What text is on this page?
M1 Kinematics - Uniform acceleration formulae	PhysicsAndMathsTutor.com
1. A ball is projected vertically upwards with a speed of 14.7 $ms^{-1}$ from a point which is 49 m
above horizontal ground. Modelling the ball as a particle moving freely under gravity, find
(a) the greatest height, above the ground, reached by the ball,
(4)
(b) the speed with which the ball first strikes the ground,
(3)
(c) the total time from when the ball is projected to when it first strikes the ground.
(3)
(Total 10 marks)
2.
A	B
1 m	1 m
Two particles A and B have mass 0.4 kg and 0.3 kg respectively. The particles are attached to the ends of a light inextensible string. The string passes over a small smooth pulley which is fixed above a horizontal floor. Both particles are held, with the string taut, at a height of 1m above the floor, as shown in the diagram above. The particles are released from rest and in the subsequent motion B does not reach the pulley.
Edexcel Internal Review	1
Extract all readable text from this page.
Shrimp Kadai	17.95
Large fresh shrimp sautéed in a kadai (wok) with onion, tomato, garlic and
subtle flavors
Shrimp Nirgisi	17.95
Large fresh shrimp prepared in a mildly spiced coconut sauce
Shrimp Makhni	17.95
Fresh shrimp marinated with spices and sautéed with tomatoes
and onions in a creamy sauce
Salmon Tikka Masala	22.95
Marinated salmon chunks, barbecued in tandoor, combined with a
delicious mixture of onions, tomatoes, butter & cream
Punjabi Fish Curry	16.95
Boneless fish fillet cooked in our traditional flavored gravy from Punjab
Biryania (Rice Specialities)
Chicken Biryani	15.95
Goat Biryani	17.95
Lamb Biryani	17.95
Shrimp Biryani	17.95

* * *

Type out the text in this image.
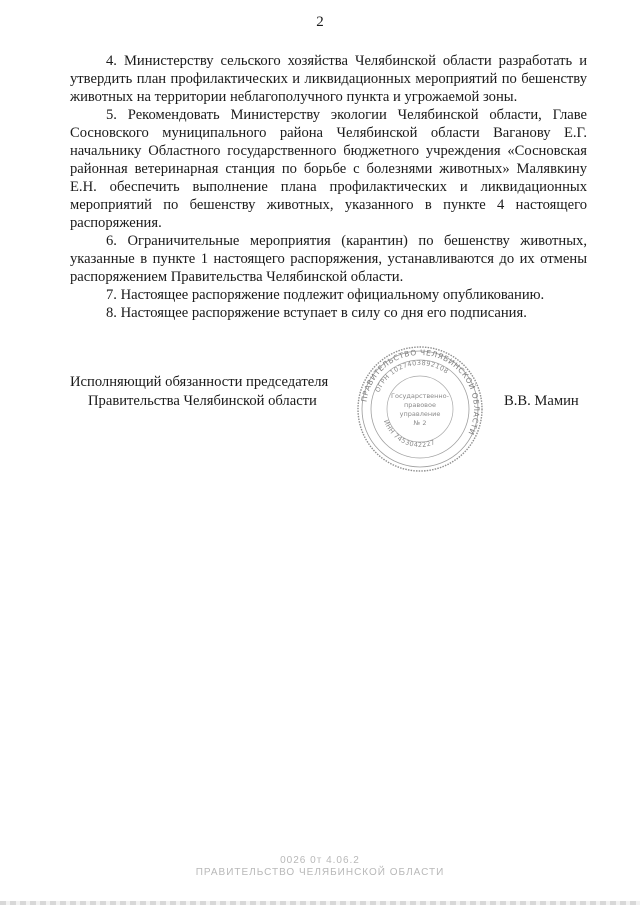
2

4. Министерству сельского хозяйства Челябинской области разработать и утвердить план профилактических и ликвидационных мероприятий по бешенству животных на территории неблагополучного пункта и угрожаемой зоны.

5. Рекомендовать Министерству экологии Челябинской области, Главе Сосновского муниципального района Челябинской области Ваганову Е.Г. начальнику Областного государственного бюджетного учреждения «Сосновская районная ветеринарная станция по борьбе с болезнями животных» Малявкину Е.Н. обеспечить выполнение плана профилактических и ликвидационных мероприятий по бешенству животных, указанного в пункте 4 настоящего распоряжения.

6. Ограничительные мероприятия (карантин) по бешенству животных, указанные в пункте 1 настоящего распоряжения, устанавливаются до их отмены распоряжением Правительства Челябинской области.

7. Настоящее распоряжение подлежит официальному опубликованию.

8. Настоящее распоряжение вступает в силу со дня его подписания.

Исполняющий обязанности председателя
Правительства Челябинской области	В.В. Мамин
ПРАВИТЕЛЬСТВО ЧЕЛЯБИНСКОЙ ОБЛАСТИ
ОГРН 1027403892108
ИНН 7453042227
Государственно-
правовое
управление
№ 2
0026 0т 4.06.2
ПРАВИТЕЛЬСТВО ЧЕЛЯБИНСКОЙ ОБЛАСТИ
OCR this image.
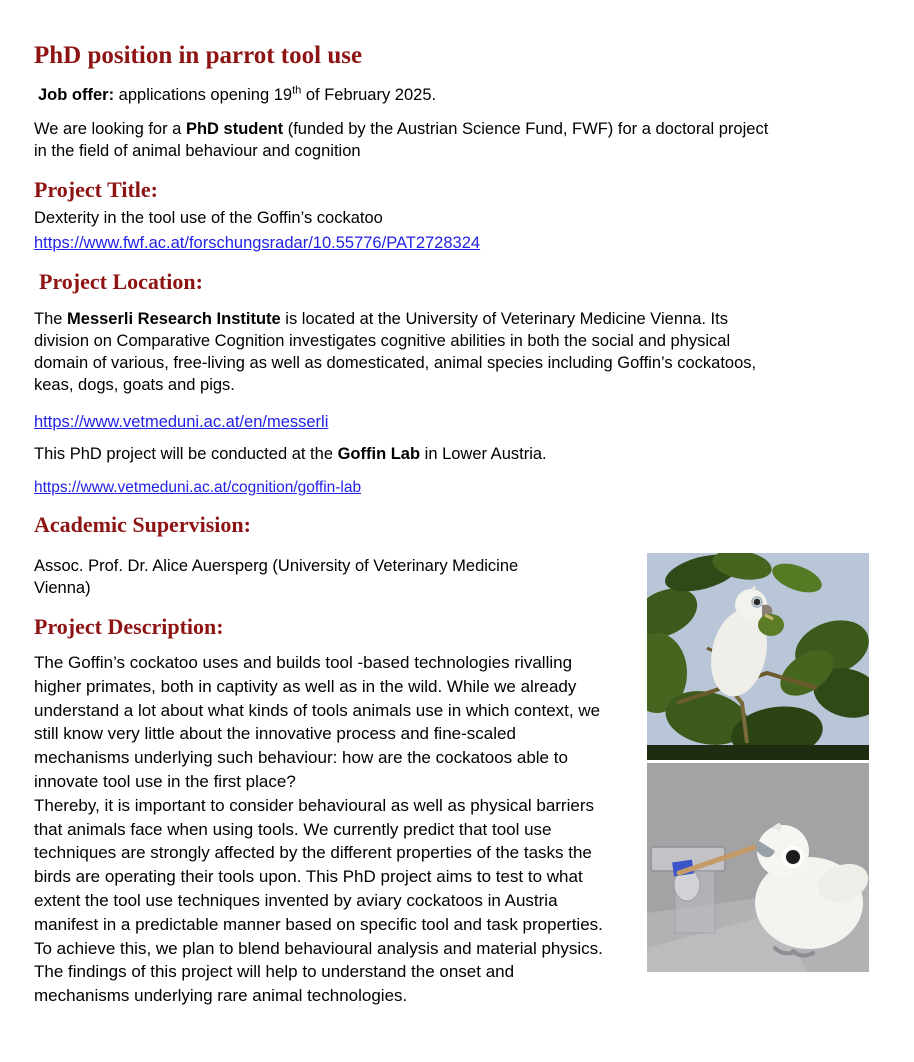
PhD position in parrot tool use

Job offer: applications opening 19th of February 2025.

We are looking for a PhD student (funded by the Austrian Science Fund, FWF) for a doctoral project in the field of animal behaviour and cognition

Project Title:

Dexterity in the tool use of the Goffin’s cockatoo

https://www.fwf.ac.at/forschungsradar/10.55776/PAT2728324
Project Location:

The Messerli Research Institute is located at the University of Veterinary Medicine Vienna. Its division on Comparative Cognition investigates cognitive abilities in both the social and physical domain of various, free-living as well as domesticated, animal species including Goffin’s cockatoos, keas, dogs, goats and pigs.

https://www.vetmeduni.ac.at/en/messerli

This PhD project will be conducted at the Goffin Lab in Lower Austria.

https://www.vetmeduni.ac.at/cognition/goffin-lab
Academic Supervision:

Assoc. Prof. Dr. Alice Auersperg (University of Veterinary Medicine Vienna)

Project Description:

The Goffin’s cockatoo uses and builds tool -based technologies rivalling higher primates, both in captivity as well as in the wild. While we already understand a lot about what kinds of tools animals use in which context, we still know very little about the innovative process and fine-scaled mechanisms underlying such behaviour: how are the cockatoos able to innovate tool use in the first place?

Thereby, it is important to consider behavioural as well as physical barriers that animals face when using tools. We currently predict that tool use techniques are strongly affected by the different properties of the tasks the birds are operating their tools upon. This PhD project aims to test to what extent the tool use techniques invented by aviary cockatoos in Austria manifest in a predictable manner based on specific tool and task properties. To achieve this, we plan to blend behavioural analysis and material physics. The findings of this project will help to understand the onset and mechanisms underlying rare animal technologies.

* * *

Short task: Every line in the data that holds "Large" should be copied out.

Problem solution:
Large fresh shrimp sautéed in a kadai (wok) with onion, tomato, garlic and
Large fresh shrimp prepared in a mildly spiced coconut sauce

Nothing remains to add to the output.